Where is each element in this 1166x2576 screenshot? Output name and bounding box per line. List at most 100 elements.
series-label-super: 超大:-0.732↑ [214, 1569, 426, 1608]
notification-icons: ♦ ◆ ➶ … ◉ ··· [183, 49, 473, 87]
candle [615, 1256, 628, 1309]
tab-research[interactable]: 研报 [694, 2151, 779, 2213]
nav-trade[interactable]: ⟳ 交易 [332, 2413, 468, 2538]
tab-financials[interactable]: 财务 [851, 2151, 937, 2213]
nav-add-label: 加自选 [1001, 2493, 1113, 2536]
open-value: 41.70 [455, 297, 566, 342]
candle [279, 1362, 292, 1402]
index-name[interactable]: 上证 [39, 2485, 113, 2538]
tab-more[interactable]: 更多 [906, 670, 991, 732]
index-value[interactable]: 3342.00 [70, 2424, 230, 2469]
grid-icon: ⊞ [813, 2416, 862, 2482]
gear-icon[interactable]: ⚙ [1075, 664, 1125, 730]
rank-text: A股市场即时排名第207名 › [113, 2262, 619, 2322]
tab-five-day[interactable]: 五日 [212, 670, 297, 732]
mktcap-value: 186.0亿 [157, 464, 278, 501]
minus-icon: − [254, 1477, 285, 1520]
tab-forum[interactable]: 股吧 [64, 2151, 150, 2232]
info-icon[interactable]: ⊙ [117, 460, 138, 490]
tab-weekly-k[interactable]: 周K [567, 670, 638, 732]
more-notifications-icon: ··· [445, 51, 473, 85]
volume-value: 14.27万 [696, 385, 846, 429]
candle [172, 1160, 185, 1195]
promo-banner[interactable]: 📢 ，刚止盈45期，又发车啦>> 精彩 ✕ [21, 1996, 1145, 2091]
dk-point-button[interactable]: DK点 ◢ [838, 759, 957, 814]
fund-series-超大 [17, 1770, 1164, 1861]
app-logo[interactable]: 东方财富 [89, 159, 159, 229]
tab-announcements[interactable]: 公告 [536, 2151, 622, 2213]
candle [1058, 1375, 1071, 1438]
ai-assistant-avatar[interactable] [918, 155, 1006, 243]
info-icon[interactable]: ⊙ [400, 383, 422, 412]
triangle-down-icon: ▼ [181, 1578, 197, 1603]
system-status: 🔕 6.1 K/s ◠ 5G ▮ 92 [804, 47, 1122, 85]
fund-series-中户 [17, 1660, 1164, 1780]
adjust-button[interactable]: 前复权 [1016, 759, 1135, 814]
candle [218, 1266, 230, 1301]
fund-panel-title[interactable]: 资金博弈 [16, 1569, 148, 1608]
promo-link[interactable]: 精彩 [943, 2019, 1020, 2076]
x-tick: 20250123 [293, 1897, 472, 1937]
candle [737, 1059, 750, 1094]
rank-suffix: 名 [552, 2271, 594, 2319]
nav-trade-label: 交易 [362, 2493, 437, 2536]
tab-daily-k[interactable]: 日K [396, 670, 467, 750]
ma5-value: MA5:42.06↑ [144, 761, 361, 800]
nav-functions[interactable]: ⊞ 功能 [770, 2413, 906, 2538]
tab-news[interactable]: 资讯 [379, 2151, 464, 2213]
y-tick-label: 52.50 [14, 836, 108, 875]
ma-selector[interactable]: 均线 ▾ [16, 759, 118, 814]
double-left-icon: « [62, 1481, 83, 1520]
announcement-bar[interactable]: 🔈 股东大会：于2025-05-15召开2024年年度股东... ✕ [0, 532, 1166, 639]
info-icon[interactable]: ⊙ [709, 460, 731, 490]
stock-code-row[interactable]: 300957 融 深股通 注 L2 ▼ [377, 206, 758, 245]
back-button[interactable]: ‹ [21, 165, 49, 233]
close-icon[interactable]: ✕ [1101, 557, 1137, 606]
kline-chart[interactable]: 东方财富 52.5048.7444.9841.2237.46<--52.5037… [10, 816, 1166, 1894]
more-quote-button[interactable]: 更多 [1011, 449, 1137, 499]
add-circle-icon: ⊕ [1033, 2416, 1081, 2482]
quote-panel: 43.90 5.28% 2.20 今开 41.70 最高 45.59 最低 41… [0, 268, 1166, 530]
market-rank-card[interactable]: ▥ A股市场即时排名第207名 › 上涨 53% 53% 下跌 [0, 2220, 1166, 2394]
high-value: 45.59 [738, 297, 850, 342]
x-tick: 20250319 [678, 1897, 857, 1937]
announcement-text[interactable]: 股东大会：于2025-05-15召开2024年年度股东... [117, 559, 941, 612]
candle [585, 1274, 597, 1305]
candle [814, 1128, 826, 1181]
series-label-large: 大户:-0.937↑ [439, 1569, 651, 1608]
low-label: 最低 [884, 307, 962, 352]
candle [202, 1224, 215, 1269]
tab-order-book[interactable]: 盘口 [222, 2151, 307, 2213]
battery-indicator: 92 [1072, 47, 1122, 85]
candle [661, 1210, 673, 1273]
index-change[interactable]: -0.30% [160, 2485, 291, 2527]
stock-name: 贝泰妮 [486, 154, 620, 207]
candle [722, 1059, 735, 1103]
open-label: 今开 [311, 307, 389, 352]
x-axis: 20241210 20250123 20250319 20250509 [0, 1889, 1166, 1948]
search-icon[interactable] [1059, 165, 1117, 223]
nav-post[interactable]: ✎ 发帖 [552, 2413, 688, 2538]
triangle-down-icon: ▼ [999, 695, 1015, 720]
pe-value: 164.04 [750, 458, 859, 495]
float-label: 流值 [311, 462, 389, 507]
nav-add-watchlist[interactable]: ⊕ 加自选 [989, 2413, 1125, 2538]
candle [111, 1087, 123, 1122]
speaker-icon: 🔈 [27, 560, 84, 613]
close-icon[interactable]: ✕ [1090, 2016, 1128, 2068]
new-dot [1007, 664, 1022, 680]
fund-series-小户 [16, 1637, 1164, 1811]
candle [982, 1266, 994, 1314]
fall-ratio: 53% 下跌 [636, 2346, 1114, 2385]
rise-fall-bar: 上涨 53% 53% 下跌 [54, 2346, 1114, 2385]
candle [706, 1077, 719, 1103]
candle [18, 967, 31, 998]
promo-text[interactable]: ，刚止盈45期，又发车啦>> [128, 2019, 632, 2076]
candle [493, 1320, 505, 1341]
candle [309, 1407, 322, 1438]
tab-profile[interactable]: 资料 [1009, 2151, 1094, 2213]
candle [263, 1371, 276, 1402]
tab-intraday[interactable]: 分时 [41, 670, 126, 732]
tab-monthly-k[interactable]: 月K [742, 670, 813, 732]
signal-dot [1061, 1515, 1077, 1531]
========================================
(Objective)
Extract the stretch of the data from its first line through the line containing "candle [615, 1256, 628, 1309]", and copy those lines verbatim.

(Result of the exercise)
Where is each element in this 1166x2576 screenshot? Output name and bounding box per line. List at most 100 elements.
series-label-super: 超大:-0.732↑ [214, 1569, 426, 1608]
notification-icons: ♦ ◆ ➶ … ◉ ··· [183, 49, 473, 87]
candle [615, 1256, 628, 1309]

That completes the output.